(Data entries)
— Begin —
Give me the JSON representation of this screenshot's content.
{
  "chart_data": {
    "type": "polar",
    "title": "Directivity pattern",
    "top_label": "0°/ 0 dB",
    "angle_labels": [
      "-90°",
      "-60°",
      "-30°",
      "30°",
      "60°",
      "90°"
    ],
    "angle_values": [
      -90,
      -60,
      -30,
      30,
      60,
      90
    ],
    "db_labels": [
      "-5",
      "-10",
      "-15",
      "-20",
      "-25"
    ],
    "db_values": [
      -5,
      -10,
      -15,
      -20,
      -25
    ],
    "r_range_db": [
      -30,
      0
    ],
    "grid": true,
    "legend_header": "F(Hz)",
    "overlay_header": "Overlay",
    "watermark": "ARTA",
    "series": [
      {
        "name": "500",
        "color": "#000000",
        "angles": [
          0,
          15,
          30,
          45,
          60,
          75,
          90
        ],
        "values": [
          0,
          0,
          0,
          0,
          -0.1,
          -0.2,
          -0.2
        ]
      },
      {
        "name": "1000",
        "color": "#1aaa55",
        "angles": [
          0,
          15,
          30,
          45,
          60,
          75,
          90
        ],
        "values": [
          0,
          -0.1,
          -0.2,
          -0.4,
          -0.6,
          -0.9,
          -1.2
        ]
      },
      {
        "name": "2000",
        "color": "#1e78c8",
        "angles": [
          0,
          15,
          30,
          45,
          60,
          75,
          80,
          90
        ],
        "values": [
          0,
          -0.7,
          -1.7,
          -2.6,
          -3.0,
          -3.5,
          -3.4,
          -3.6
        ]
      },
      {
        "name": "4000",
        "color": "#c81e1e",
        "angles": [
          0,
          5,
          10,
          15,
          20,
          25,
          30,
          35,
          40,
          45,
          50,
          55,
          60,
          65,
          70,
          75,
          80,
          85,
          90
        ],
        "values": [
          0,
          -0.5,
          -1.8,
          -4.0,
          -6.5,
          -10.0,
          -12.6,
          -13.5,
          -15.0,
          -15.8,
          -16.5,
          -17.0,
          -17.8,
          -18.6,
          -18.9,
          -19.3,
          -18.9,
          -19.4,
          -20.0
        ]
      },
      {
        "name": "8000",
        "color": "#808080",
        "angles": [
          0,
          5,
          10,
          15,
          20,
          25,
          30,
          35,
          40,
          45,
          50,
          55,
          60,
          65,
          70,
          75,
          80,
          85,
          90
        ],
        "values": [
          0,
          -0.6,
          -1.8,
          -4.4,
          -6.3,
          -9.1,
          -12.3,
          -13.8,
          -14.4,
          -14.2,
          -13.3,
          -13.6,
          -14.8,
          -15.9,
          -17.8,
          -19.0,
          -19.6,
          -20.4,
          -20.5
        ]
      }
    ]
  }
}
— End —
- _Exercise goal_
Exactly reproduce all of the entries above.

- _Solution to the exercise_
Give me the JSON representation of this screenshot's content.
{
  "chart_data": {
    "type": "polar",
    "title": "Directivity pattern",
    "top_label": "0°/ 0 dB",
    "angle_labels": [
      "-90°",
      "-60°",
      "-30°",
      "30°",
      "60°",
      "90°"
    ],
    "angle_values": [
      -90,
      -60,
      -30,
      30,
      60,
      90
    ],
    "db_labels": [
      "-5",
      "-10",
      "-15",
      "-20",
      "-25"
    ],
    "db_values": [
      -5,
      -10,
      -15,
      -20,
      -25
    ],
    "r_range_db": [
      -30,
      0
    ],
    "grid": true,
    "legend_header": "F(Hz)",
    "overlay_header": "Overlay",
    "watermark": "ARTA",
    "series": [
      {
        "name": "500",
        "color": "#000000",
        "angles": [
          0,
          15,
          30,
          45,
          60,
          75,
          90
        ],
        "values": [
          0,
          0,
          0,
          0,
          -0.1,
          -0.2,
          -0.2
        ]
      },
      {
        "name": "1000",
        "color": "#1aaa55",
        "angles": [
          0,
          15,
          30,
          45,
          60,
          75,
          90
        ],
        "values": [
          0,
          -0.1,
          -0.2,
          -0.4,
          -0.6,
          -0.9,
          -1.2
        ]
      },
      {
        "name": "2000",
        "color": "#1e78c8",
        "angles": [
          0,
          15,
          30,
          45,
          60,
          75,
          80,
          90
        ],
        "values": [
          0,
          -0.7,
          -1.7,
          -2.6,
          -3.0,
          -3.5,
          -3.4,
          -3.6
        ]
      },
      {
        "name": "4000",
        "color": "#c81e1e",
        "angles": [
          0,
          5,
          10,
          15,
          20,
          25,
          30,
          35,
          40,
          45,
          50,
          55,
          60,
          65,
          70,
          75,
          80,
          85,
          90
        ],
        "values": [
          0,
          -0.5,
          -1.8,
          -4.0,
          -6.5,
          -10.0,
          -12.6,
          -13.5,
          -15.0,
          -15.8,
          -16.5,
          -17.0,
          -17.8,
          -18.6,
          -18.9,
          -19.3,
          -18.9,
          -19.4,
          -20.0
        ]
      },
      {
        "name": "8000",
        "color": "#808080",
        "angles": [
          0,
          5,
          10,
          15,
          20,
          25,
          30,
          35,
          40,
          45,
          50,
          55,
          60,
          65,
          70,
          75,
          80,
          85,
          90
        ],
        "values": [
          0,
          -0.6,
          -1.8,
          -4.4,
          -6.3,
          -9.1,
          -12.3,
          -13.8,
          -14.4,
          -14.2,
          -13.3,
          -13.6,
          -14.8,
          -15.9,
          -17.8,
          -19.0,
          -19.6,
          -20.4,
          -20.5
        ]
      }
    ]
  }
}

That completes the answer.